═══ MATERIAL PROVIDED

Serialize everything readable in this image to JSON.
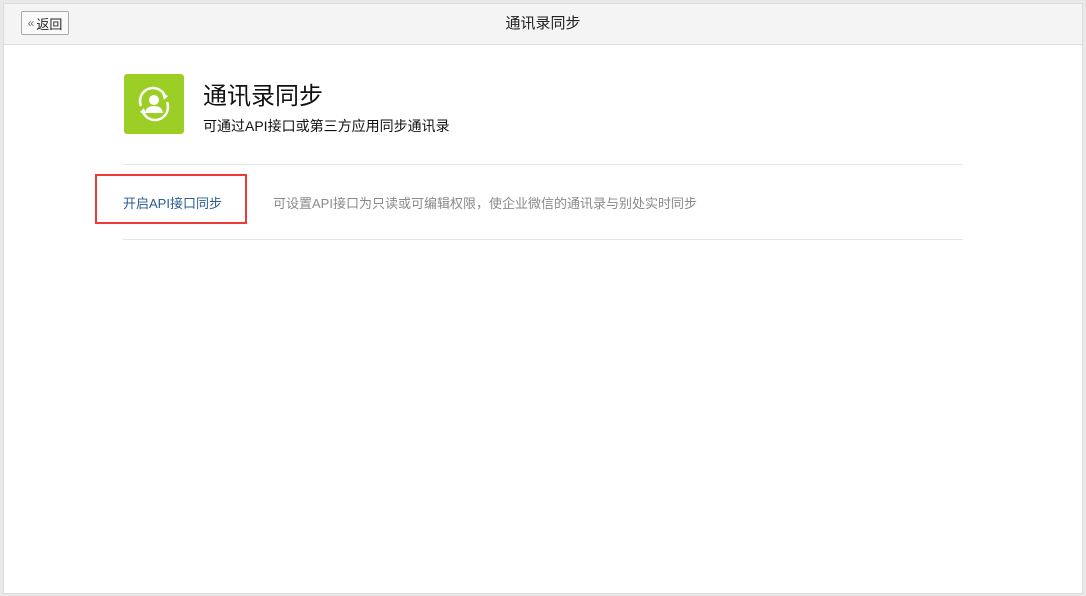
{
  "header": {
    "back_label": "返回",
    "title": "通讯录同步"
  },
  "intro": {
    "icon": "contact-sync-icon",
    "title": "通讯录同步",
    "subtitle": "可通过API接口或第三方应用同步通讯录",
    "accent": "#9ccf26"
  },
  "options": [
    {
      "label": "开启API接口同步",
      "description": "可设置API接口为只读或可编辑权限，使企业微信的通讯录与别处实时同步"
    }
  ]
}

══════

Give every line above again exactly, with no pictures.

Serialize everything readable in this image to JSON.
{
  "header": {
    "back_label": "返回",
    "title": "通讯录同步"
  },
  "intro": {
    "icon": "contact-sync-icon",
    "title": "通讯录同步",
    "subtitle": "可通过API接口或第三方应用同步通讯录",
    "accent": "#9ccf26"
  },
  "options": [
    {
      "label": "开启API接口同步",
      "description": "可设置API接口为只读或可编辑权限，使企业微信的通讯录与别处实时同步"
    }
  ]
}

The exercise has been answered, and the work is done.